- _PROMPT_: Filter the entries below, keeping only lines with the word "Spínač".

- _RECORDS PROVIDED_:
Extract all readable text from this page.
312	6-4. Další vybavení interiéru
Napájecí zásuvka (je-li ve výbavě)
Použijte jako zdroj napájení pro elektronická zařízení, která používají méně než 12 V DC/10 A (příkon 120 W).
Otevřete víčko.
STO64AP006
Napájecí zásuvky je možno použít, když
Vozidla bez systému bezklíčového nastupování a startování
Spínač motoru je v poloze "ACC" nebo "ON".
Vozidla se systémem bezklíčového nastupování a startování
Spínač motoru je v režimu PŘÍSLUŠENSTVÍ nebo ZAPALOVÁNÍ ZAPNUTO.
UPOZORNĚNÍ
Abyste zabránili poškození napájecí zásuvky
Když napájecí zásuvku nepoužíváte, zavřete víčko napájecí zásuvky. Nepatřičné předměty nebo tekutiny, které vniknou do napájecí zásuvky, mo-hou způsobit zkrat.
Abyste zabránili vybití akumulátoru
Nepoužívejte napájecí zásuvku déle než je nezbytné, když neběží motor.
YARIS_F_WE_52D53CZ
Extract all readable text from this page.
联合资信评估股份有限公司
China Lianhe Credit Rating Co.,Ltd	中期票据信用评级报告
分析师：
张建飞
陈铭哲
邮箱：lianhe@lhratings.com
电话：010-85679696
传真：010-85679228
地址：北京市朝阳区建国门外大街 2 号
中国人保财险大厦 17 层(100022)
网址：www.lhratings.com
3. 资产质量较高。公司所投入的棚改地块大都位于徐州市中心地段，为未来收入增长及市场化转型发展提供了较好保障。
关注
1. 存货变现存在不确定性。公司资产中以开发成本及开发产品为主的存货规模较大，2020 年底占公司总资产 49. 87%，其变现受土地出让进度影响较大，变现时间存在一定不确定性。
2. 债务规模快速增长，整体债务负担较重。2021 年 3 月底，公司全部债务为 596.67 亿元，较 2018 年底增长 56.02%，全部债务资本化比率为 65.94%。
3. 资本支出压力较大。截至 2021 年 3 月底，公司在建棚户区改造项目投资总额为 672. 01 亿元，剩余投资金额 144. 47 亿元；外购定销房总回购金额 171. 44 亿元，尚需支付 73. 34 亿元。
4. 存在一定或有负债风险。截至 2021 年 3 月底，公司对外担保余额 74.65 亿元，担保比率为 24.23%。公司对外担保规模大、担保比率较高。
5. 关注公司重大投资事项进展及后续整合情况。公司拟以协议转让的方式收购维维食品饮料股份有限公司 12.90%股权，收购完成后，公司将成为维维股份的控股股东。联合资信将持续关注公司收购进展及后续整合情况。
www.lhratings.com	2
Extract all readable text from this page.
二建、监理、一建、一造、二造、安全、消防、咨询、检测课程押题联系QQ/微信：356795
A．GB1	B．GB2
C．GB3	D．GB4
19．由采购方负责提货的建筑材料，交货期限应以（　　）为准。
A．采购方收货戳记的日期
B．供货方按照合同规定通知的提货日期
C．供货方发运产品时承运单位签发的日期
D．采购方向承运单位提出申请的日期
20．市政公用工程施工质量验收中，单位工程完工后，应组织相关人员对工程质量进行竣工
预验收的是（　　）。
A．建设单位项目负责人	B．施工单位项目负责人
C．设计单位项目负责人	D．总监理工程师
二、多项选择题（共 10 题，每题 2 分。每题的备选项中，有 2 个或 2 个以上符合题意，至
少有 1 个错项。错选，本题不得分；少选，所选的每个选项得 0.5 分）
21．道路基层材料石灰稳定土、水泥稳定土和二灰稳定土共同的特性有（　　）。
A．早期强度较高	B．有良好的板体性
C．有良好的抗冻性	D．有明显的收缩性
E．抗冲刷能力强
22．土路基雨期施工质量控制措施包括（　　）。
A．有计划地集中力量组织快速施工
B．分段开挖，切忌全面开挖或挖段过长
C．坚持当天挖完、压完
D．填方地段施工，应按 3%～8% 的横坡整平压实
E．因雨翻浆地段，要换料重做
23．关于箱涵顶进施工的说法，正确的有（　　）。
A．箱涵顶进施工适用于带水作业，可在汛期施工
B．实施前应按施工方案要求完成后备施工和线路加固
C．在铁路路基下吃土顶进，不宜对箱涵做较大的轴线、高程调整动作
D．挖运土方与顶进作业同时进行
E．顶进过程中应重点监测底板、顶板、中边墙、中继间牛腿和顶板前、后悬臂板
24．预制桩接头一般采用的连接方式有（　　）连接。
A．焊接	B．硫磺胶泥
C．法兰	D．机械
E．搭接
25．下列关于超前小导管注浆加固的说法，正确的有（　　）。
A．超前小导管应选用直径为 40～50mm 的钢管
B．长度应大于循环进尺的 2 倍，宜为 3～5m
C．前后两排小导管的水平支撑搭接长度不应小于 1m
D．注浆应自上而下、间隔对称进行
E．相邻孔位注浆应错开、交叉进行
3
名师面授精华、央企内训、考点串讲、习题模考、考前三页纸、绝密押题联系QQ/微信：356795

- _ANSWER TO THE EXERCISE_:
Spínač motoru je v poloze "ACC" nebo "ON".
Spínač motoru je v režimu PŘÍSLUŠENSTVÍ nebo ZAPALOVÁNÍ ZAPNUTO.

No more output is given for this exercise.